WORK TO COMPLETE →
A – List the independent parameters that the market commentary gives for the regression model on GCC bond spreads.
B – From the market commentary, extract the passage from "On the other" up to and including "than beta exposure.".

TEXT PASSAGE →
On the other hand, both EM and HY spreads look tight compared to historical levels. Both the spreads hover around the 60 percentile. HY especially seems pretty tight. Supply should remain tight as the market would price out a few low-rated issuers. Demand for HY and EM issuers would be moderate, given the growth and slowdown concerns. Moreover, with DM IG offering decent yields, global asset allocators would be spoilt for choice this year. HY default rates are also expected to double from current levels. These indicate that selectivity would rule in these two sub-sectors, and high-quality concentrated bets would pay off more than beta exposure.

GCC bonds look the tightest on paper, trading around the ten percentile range. However, the composition of the GCC Debt market has changed significantly, and its short history makes it challenging to find a meaningful correlation. Nevertheless, the regression model taking Global PMI, Oil price, and US 10-year real yield as independent parameters currently gives an output of 182 bps which is around Non-recession era spreads. Assuming stable Oil prices and slightly lower PMI we would estimate the range to be between 175 -200 bps

Equity Update

In 2022 equity markets were defined by volatility with a first 3 quarters with negative returns as worries grew around corporate margins and profit growth a result of higher rates, wages and raw materials. Though the world reopened, and supply chain pressures dissipated, inflation numbers remained close to double digits in the developed markets. Q4 was positive with a rally in October and November, with inflation trending lower, Central Bank softening but still hawkish, the USD losing some of its strength and China reopening. December, however, was broadly negative for regions and sectors barring China, which continued its November rally. 2022 saw global equities down 18% with developed markets slightly better than emerging markets. Value as a factor performed better. The only positive sector was energy +35% with communication services the worst performing sector an exact mirror image of energy at -35%.10 year US Treasury yields are below their peak but the outlook of long duration growth sectors such as technology is still in question. The UAE, Dubai and Abu Dhabi equity indices were the world’s second best performing region in USD. India and UK were up in local currency but not USD.

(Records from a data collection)
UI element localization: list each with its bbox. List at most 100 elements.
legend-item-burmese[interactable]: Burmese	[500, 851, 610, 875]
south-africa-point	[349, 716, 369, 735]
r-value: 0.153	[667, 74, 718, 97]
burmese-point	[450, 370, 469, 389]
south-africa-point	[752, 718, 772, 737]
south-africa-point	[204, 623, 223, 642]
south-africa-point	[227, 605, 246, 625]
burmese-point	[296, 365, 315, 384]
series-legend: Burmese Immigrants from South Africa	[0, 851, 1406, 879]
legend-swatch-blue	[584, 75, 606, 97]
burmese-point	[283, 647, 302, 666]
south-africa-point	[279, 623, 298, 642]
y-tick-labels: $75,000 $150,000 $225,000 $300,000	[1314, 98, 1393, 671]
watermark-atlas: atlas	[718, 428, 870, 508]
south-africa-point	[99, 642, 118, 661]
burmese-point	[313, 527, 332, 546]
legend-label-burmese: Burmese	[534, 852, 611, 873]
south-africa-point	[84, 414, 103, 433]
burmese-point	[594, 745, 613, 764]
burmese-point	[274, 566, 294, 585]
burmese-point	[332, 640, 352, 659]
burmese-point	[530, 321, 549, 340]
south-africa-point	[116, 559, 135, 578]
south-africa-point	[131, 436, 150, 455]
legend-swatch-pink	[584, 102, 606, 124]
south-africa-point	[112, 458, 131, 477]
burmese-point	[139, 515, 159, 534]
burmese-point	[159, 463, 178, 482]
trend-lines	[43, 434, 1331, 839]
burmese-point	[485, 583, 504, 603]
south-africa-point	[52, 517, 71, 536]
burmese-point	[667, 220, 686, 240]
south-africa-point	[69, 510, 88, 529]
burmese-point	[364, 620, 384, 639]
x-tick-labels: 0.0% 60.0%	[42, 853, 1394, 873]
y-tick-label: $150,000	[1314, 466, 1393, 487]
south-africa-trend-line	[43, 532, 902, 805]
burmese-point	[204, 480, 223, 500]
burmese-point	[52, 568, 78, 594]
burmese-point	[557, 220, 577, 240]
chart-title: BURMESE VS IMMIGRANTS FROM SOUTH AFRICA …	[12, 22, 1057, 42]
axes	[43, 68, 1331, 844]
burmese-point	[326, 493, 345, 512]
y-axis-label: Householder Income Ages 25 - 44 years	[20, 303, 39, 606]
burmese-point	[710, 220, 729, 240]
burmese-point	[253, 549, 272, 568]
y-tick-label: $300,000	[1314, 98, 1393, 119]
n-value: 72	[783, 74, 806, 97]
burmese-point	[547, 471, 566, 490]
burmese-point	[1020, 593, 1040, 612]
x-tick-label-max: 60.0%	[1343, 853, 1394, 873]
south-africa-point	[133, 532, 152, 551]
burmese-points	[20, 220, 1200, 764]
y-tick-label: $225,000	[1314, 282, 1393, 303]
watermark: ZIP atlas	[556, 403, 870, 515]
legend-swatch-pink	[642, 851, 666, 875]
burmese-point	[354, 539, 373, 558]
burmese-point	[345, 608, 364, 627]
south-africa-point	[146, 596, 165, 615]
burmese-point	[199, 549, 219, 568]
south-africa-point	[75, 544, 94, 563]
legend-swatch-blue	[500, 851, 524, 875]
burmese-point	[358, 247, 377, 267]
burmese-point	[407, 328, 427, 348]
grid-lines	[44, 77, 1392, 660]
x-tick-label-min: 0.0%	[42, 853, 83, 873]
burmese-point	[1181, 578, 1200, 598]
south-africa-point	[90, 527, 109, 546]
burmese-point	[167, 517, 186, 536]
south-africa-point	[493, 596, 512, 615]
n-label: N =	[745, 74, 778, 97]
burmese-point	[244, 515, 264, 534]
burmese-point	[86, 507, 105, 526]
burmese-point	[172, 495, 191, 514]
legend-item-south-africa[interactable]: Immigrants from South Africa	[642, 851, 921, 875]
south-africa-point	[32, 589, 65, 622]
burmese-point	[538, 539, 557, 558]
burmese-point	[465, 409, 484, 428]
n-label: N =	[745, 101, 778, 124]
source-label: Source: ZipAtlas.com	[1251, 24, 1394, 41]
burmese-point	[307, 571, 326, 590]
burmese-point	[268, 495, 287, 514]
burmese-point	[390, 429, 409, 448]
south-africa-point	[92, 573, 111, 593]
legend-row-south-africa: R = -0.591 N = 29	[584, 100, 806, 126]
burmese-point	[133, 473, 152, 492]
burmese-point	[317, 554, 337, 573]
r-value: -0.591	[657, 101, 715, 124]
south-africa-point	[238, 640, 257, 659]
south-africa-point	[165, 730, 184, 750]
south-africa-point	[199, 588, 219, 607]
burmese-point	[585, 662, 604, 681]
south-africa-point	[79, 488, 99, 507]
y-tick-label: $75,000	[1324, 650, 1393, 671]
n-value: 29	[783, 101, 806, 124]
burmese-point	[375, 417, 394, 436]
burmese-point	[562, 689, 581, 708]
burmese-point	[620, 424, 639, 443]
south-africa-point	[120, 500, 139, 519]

RESPONSES PER TASK →
A – Global PMI, Oil price, US 10-year real yield

B –
On the other hand, both EM and HY spreads look tight compared to historical levels. Both the spreads hover around the 60 percentile. HY especially seems pretty tight. Supply should remain tight as the market would price out a few low-rated issuers. Demand for HY and EM issuers would be moderate, given the growth and slowdown concerns. Moreover, with DM IG offering decent yields, global asset allocators would be spoilt for choice this year. HY default rates are also expected to double from current levels. These indicate that selectivity would rule in these two sub-sectors, and high-quality concentrated bets would pay off more than beta exposure.